▶ _Goal_: Select all lines holding the word "биткойна" from the entries that follow.

▶ _Data listing_:
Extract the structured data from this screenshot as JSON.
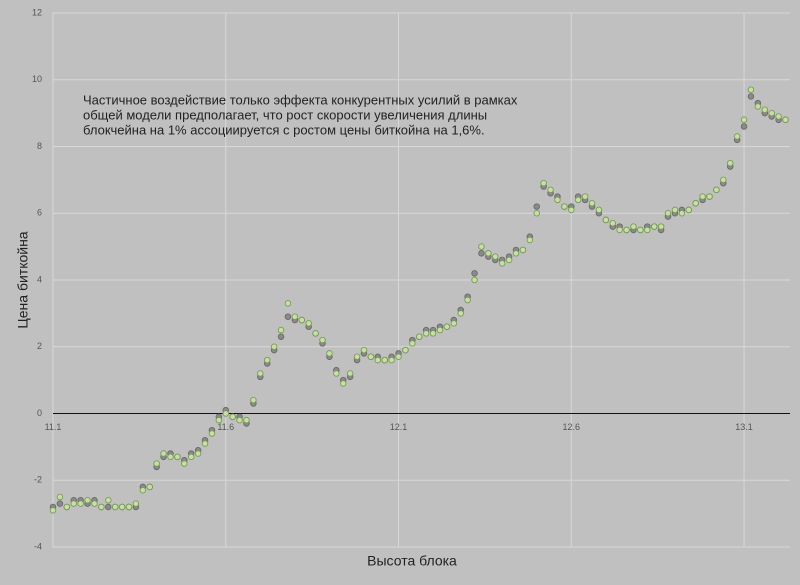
{
  "chart_data": {
    "type": "scatter",
    "annotation": [
      "Частичное воздействие только эффекта конкурентных усилий в рамках",
      "общей модели предполагает, что рост скорости увеличения длины",
      "блокчейна на 1% ассоциируется с ростом цены биткойна на 1,6%."
    ],
    "x_label": "Высота блока",
    "y_label": "Цена биткойна",
    "xlim": [
      11.1,
      13.233
    ],
    "ylim": [
      -4,
      12
    ],
    "xticks": [
      11.1,
      11.6,
      12.1,
      12.6,
      13.1
    ],
    "yticks": [
      -4,
      -2,
      0,
      2,
      4,
      6,
      8,
      10,
      12
    ],
    "grid": true,
    "x": [
      11.1,
      11.12,
      11.14,
      11.16,
      11.18,
      11.2,
      11.22,
      11.24,
      11.26,
      11.28,
      11.3,
      11.32,
      11.34,
      11.36,
      11.38,
      11.4,
      11.42,
      11.44,
      11.46,
      11.48,
      11.5,
      11.52,
      11.54,
      11.56,
      11.58,
      11.6,
      11.62,
      11.64,
      11.66,
      11.68,
      11.7,
      11.72,
      11.74,
      11.76,
      11.78,
      11.8,
      11.82,
      11.84,
      11.86,
      11.88,
      11.9,
      11.92,
      11.94,
      11.96,
      11.98,
      12.0,
      12.02,
      12.04,
      12.06,
      12.08,
      12.1,
      12.12,
      12.14,
      12.16,
      12.18,
      12.2,
      12.22,
      12.24,
      12.26,
      12.28,
      12.3,
      12.32,
      12.34,
      12.36,
      12.38,
      12.4,
      12.42,
      12.44,
      12.46,
      12.48,
      12.5,
      12.52,
      12.54,
      12.56,
      12.58,
      12.6,
      12.62,
      12.64,
      12.66,
      12.68,
      12.7,
      12.72,
      12.74,
      12.76,
      12.78,
      12.8,
      12.82,
      12.84,
      12.86,
      12.88,
      12.9,
      12.92,
      12.94,
      12.96,
      12.98,
      13.0,
      13.02,
      13.04,
      13.06,
      13.08,
      13.1,
      13.12,
      13.14,
      13.16,
      13.18,
      13.2,
      13.22
    ],
    "series": [
      {
        "color": "#8a8a8a",
        "stroke": "#6a6a6a",
        "values": [
          -2.8,
          -2.7,
          -2.8,
          -2.6,
          -2.6,
          -2.7,
          -2.6,
          -2.8,
          -2.8,
          -2.8,
          -2.8,
          -2.8,
          -2.8,
          -2.2,
          -2.2,
          -1.6,
          -1.3,
          -1.2,
          -1.3,
          -1.4,
          -1.2,
          -1.1,
          -0.8,
          -0.5,
          -0.1,
          0.1,
          -0.1,
          -0.1,
          -0.3,
          0.3,
          1.1,
          1.5,
          1.9,
          2.3,
          2.9,
          2.8,
          2.8,
          2.6,
          2.4,
          2.1,
          1.7,
          1.3,
          1.0,
          1.1,
          1.6,
          1.8,
          1.7,
          1.7,
          1.6,
          1.7,
          1.8,
          1.9,
          2.2,
          2.3,
          2.5,
          2.5,
          2.6,
          2.6,
          2.8,
          3.1,
          3.5,
          4.2,
          4.8,
          4.7,
          4.6,
          4.6,
          4.7,
          4.9,
          4.9,
          5.3,
          6.2,
          6.8,
          6.6,
          6.5,
          6.2,
          6.2,
          6.5,
          6.4,
          6.2,
          6.0,
          5.8,
          5.6,
          5.6,
          5.5,
          5.5,
          5.5,
          5.6,
          5.6,
          5.5,
          5.9,
          6.0,
          6.1,
          6.1,
          6.3,
          6.4,
          6.5,
          6.7,
          6.9,
          7.4,
          8.2,
          8.6,
          9.5,
          9.3,
          9.0,
          8.9,
          8.8,
          8.8
        ]
      },
      {
        "color": "#c5e0a0",
        "stroke": "#7a9a5a",
        "values": [
          -2.9,
          -2.5,
          -2.8,
          -2.7,
          -2.7,
          -2.6,
          -2.7,
          -2.8,
          -2.6,
          -2.8,
          -2.8,
          -2.8,
          -2.7,
          -2.3,
          -2.2,
          -1.5,
          -1.2,
          -1.3,
          -1.3,
          -1.5,
          -1.3,
          -1.2,
          -0.9,
          -0.6,
          -0.2,
          0.0,
          -0.1,
          -0.2,
          -0.2,
          0.4,
          1.2,
          1.6,
          2.0,
          2.5,
          3.3,
          2.9,
          2.8,
          2.7,
          2.4,
          2.2,
          1.8,
          1.2,
          0.9,
          1.2,
          1.7,
          1.9,
          1.7,
          1.6,
          1.6,
          1.6,
          1.7,
          1.9,
          2.1,
          2.3,
          2.4,
          2.4,
          2.5,
          2.6,
          2.7,
          3.0,
          3.4,
          4.0,
          5.0,
          4.8,
          4.7,
          4.5,
          4.6,
          4.8,
          4.9,
          5.2,
          6.0,
          6.9,
          6.7,
          6.4,
          6.2,
          6.1,
          6.4,
          6.5,
          6.3,
          6.1,
          5.8,
          5.7,
          5.5,
          5.5,
          5.6,
          5.5,
          5.5,
          5.6,
          5.6,
          6.0,
          6.1,
          6.0,
          6.1,
          6.3,
          6.5,
          6.5,
          6.7,
          7.0,
          7.5,
          8.3,
          8.8,
          9.7,
          9.2,
          9.1,
          9.0,
          8.9,
          8.8
        ]
      }
    ]
  }
}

▶ _Task solution_:
      "блокчейна на 1% ассоциируется с ростом цены биткойна на 1,6%."
    "y_label": "Цена биткойна",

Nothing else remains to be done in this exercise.